WRITTEN TASK:
Set down the material below word for word, excluding the pictures.

PROVIDED RECORDS:

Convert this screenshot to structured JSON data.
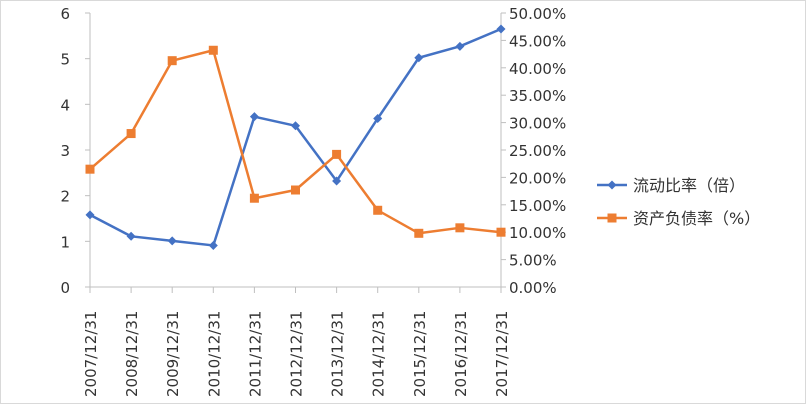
{
  "chart_data": {
    "type": "line",
    "categories": [
      "2007/12/31",
      "2008/12/31",
      "2009/12/31",
      "2010/12/31",
      "2011/12/31",
      "2012/12/31",
      "2013/12/31",
      "2014/12/31",
      "2015/12/31",
      "2016/12/31",
      "2017/12/31"
    ],
    "series": [
      {
        "name": "流动比率（倍）",
        "axis": "left",
        "color": "#4472C4",
        "marker": "diamond",
        "values": [
          1.58,
          1.11,
          1.01,
          0.91,
          3.73,
          3.53,
          2.32,
          3.69,
          5.02,
          5.27,
          5.65
        ]
      },
      {
        "name": "资产负债率（%）",
        "axis": "right",
        "color": "#ED7D31",
        "marker": "square",
        "values": [
          0.215,
          0.28,
          0.413,
          0.432,
          0.162,
          0.177,
          0.242,
          0.14,
          0.098,
          0.108,
          0.1
        ]
      }
    ],
    "y_left": {
      "min": 0,
      "max": 6,
      "ticks": [
        "0",
        "1",
        "2",
        "3",
        "4",
        "5",
        "6"
      ]
    },
    "y_right": {
      "min": 0,
      "max": 0.5,
      "ticks": [
        "0.00%",
        "5.00%",
        "10.00%",
        "15.00%",
        "20.00%",
        "25.00%",
        "30.00%",
        "35.00%",
        "40.00%",
        "45.00%",
        "50.00%"
      ]
    },
    "grid": false,
    "legend_position": "right",
    "title": "",
    "xlabel": "",
    "ylabel": ""
  }
}
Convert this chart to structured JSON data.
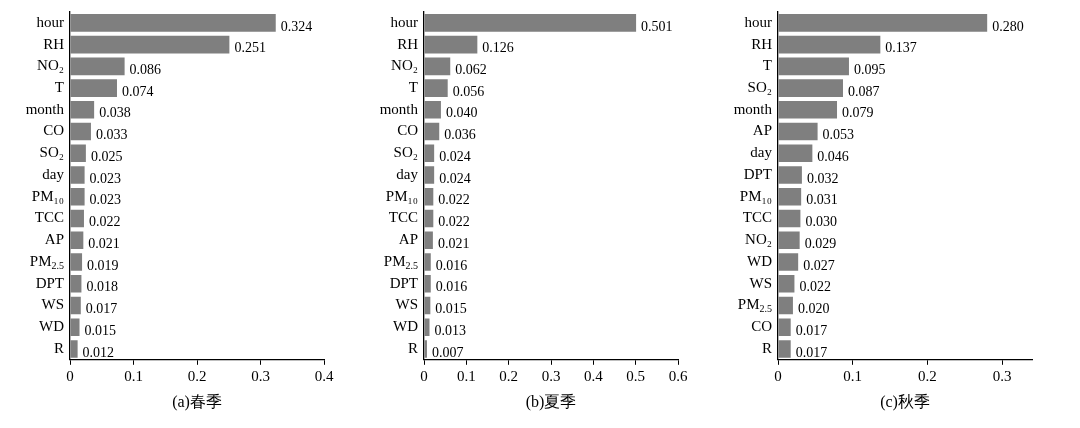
{
  "chart_data": [
    {
      "type": "bar",
      "orientation": "horizontal",
      "xlabel": "(a)春季",
      "color": "#7f7f7f",
      "categories": [
        "hour",
        "RH",
        "NO₂",
        "T",
        "month",
        "CO",
        "SO₂",
        "day",
        "PM₁₀",
        "TCC",
        "AP",
        "PM$_{2.5}$",
        "DPT",
        "WS",
        "WD",
        "R"
      ],
      "values": [
        0.324,
        0.251,
        0.086,
        0.074,
        0.038,
        0.033,
        0.025,
        0.023,
        0.023,
        0.022,
        0.021,
        0.019,
        0.018,
        0.017,
        0.015,
        0.012
      ],
      "value_labels": [
        "0.324",
        "0.251",
        "0.086",
        "0.074",
        "0.038",
        "0.033",
        "0.025",
        "0.023",
        "0.023",
        "0.022",
        "0.021",
        "0.019",
        "0.018",
        "0.017",
        "0.015",
        "0.012"
      ],
      "xlim": [
        0,
        0.4
      ],
      "xticks": [
        0,
        0.1,
        0.2,
        0.3,
        0.4
      ]
    },
    {
      "type": "bar",
      "orientation": "horizontal",
      "xlabel": "(b)夏季",
      "color": "#7f7f7f",
      "categories": [
        "hour",
        "RH",
        "NO₂",
        "T",
        "month",
        "CO",
        "SO₂",
        "day",
        "PM₁₀",
        "TCC",
        "AP",
        "PM$_{2.5}$",
        "DPT",
        "WS",
        "WD",
        "R"
      ],
      "values": [
        0.501,
        0.126,
        0.062,
        0.056,
        0.04,
        0.036,
        0.024,
        0.024,
        0.022,
        0.022,
        0.021,
        0.016,
        0.016,
        0.015,
        0.013,
        0.007
      ],
      "value_labels": [
        "0.501",
        "0.126",
        "0.062",
        "0.056",
        "0.040",
        "0.036",
        "0.024",
        "0.024",
        "0.022",
        "0.022",
        "0.021",
        "0.016",
        "0.016",
        "0.015",
        "0.013",
        "0.007"
      ],
      "xlim": [
        0,
        0.6
      ],
      "xticks": [
        0,
        0.1,
        0.2,
        0.3,
        0.4,
        0.5,
        0.6
      ]
    },
    {
      "type": "bar",
      "orientation": "horizontal",
      "xlabel": "(c)秋季",
      "color": "#7f7f7f",
      "categories": [
        "hour",
        "RH",
        "T",
        "SO₂",
        "month",
        "AP",
        "day",
        "DPT",
        "PM₁₀",
        "TCC",
        "NO₂",
        "WD",
        "WS",
        "PM$_{2.5}$",
        "CO",
        "R"
      ],
      "values": [
        0.28,
        0.137,
        0.095,
        0.087,
        0.079,
        0.053,
        0.046,
        0.032,
        0.031,
        0.03,
        0.029,
        0.027,
        0.022,
        0.02,
        0.017,
        0.017
      ],
      "value_labels": [
        "0.280",
        "0.137",
        "0.095",
        "0.087",
        "0.079",
        "0.053",
        "0.046",
        "0.032",
        "0.031",
        "0.030",
        "0.029",
        "0.027",
        "0.022",
        "0.020",
        "0.017",
        "0.017"
      ],
      "xlim": [
        0,
        0.34
      ],
      "xticks": [
        0,
        0.1,
        0.2,
        0.3
      ]
    }
  ]
}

TASK RESULT:
Convert this screenshot to structured JSON data.
{
  "chart_data": {
    "type": "line",
    "categories": [
      "2007/12/31",
      "2008/12/31",
      "2009/12/31",
      "2010/12/31",
      "2011/12/31",
      "2012/12/31",
      "2013/12/31",
      "2014/12/31",
      "2015/12/31",
      "2016/12/31",
      "2017/12/31"
    ],
    "series": [
      {
        "name": "流动比率（倍）",
        "axis": "left",
        "color": "#4472C4",
        "marker": "diamond",
        "values": [
          1.58,
          1.11,
          1.01,
          0.91,
          3.73,
          3.53,
          2.32,
          3.69,
          5.02,
          5.27,
          5.65
        ]
      },
      {
        "name": "资产负债率（%）",
        "axis": "right",
        "color": "#ED7D31",
        "marker": "square",
        "values": [
          0.215,
          0.28,
          0.413,
          0.432,
          0.162,
          0.177,
          0.242,
          0.14,
          0.098,
          0.108,
          0.1
        ]
      }
    ],
    "y_left": {
      "min": 0,
      "max": 6,
      "ticks": [
        "0",
        "1",
        "2",
        "3",
        "4",
        "5",
        "6"
      ]
    },
    "y_right": {
      "min": 0,
      "max": 0.5,
      "ticks": [
        "0.00%",
        "5.00%",
        "10.00%",
        "15.00%",
        "20.00%",
        "25.00%",
        "30.00%",
        "35.00%",
        "40.00%",
        "45.00%",
        "50.00%"
      ]
    },
    "grid": false,
    "legend_position": "right",
    "title": "",
    "xlabel": "",
    "ylabel": ""
  }
}
Convert this chart to structured JSON data.
{
  "chart_data": [
    {
      "type": "bar",
      "orientation": "horizontal",
      "xlabel": "(a)春季",
      "color": "#7f7f7f",
      "categories": [
        "hour",
        "RH",
        "NO₂",
        "T",
        "month",
        "CO",
        "SO₂",
        "day",
        "PM₁₀",
        "TCC",
        "AP",
        "PM$_{2.5}$",
        "DPT",
        "WS",
        "WD",
        "R"
      ],
      "values": [
        0.324,
        0.251,
        0.086,
        0.074,
        0.038,
        0.033,
        0.025,
        0.023,
        0.023,
        0.022,
        0.021,
        0.019,
        0.018,
        0.017,
        0.015,
        0.012
      ],
      "value_labels": [
        "0.324",
        "0.251",
        "0.086",
        "0.074",
        "0.038",
        "0.033",
        "0.025",
        "0.023",
        "0.023",
        "0.022",
        "0.021",
        "0.019",
        "0.018",
        "0.017",
        "0.015",
        "0.012"
      ],
      "xlim": [
        0,
        0.4
      ],
      "xticks": [
        0,
        0.1,
        0.2,
        0.3,
        0.4
      ]
    },
    {
      "type": "bar",
      "orientation": "horizontal",
      "xlabel": "(b)夏季",
      "color": "#7f7f7f",
      "categories": [
        "hour",
        "RH",
        "NO₂",
        "T",
        "month",
        "CO",
        "SO₂",
        "day",
        "PM₁₀",
        "TCC",
        "AP",
        "PM$_{2.5}$",
        "DPT",
        "WS",
        "WD",
        "R"
      ],
      "values": [
        0.501,
        0.126,
        0.062,
        0.056,
        0.04,
        0.036,
        0.024,
        0.024,
        0.022,
        0.022,
        0.021,
        0.016,
        0.016,
        0.015,
        0.013,
        0.007
      ],
      "value_labels": [
        "0.501",
        "0.126",
        "0.062",
        "0.056",
        "0.040",
        "0.036",
        "0.024",
        "0.024",
        "0.022",
        "0.022",
        "0.021",
        "0.016",
        "0.016",
        "0.015",
        "0.013",
        "0.007"
      ],
      "xlim": [
        0,
        0.6
      ],
      "xticks": [
        0,
        0.1,
        0.2,
        0.3,
        0.4,
        0.5,
        0.6
      ]
    },
    {
      "type": "bar",
      "orientation": "horizontal",
      "xlabel": "(c)秋季",
      "color": "#7f7f7f",
      "categories": [
        "hour",
        "RH",
        "T",
        "SO₂",
        "month",
        "AP",
        "day",
        "DPT",
        "PM₁₀",
        "TCC",
        "NO₂",
        "WD",
        "WS",
        "PM$_{2.5}$",
        "CO",
        "R"
      ],
      "values": [
        0.28,
        0.137,
        0.095,
        0.087,
        0.079,
        0.053,
        0.046,
        0.032,
        0.031,
        0.03,
        0.029,
        0.027,
        0.022,
        0.02,
        0.017,
        0.017
      ],
      "value_labels": [
        "0.280",
        "0.137",
        "0.095",
        "0.087",
        "0.079",
        "0.053",
        "0.046",
        "0.032",
        "0.031",
        "0.030",
        "0.029",
        "0.027",
        "0.022",
        "0.020",
        "0.017",
        "0.017"
      ],
      "xlim": [
        0,
        0.34
      ],
      "xticks": [
        0,
        0.1,
        0.2,
        0.3
      ]
    }
  ]
}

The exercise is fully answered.